Your goal: Every entry that follows needs to be repeated exactly.

-- BEGIN Input records --

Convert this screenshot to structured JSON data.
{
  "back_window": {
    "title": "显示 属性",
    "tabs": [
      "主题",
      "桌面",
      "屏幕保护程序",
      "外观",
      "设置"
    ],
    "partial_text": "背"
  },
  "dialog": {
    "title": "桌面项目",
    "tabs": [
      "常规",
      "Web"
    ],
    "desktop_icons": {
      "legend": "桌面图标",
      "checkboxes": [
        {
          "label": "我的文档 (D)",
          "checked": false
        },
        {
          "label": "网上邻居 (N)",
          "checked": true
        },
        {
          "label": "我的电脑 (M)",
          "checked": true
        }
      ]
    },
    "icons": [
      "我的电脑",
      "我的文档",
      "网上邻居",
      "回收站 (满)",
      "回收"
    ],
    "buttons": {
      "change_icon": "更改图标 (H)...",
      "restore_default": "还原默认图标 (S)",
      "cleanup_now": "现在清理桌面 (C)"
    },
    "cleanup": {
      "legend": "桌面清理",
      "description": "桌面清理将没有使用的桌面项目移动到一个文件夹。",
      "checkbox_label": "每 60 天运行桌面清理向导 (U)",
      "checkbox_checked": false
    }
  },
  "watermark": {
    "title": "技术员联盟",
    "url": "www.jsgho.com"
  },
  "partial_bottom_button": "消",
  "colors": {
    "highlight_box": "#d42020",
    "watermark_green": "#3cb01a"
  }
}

-- END Input records --

Result:
Convert this screenshot to structured JSON data.
{
  "back_window": {
    "title": "显示 属性",
    "tabs": [
      "主题",
      "桌面",
      "屏幕保护程序",
      "外观",
      "设置"
    ],
    "partial_text": "背"
  },
  "dialog": {
    "title": "桌面项目",
    "tabs": [
      "常规",
      "Web"
    ],
    "desktop_icons": {
      "legend": "桌面图标",
      "checkboxes": [
        {
          "label": "我的文档 (D)",
          "checked": false
        },
        {
          "label": "网上邻居 (N)",
          "checked": true
        },
        {
          "label": "我的电脑 (M)",
          "checked": true
        }
      ]
    },
    "icons": [
      "我的电脑",
      "我的文档",
      "网上邻居",
      "回收站 (满)",
      "回收"
    ],
    "buttons": {
      "change_icon": "更改图标 (H)...",
      "restore_default": "还原默认图标 (S)",
      "cleanup_now": "现在清理桌面 (C)"
    },
    "cleanup": {
      "legend": "桌面清理",
      "description": "桌面清理将没有使用的桌面项目移动到一个文件夹。",
      "checkbox_label": "每 60 天运行桌面清理向导 (U)",
      "checkbox_checked": false
    }
  },
  "watermark": {
    "title": "技术员联盟",
    "url": "www.jsgho.com"
  },
  "partial_bottom_button": "消",
  "colors": {
    "highlight_box": "#d42020",
    "watermark_green": "#3cb01a"
  }
}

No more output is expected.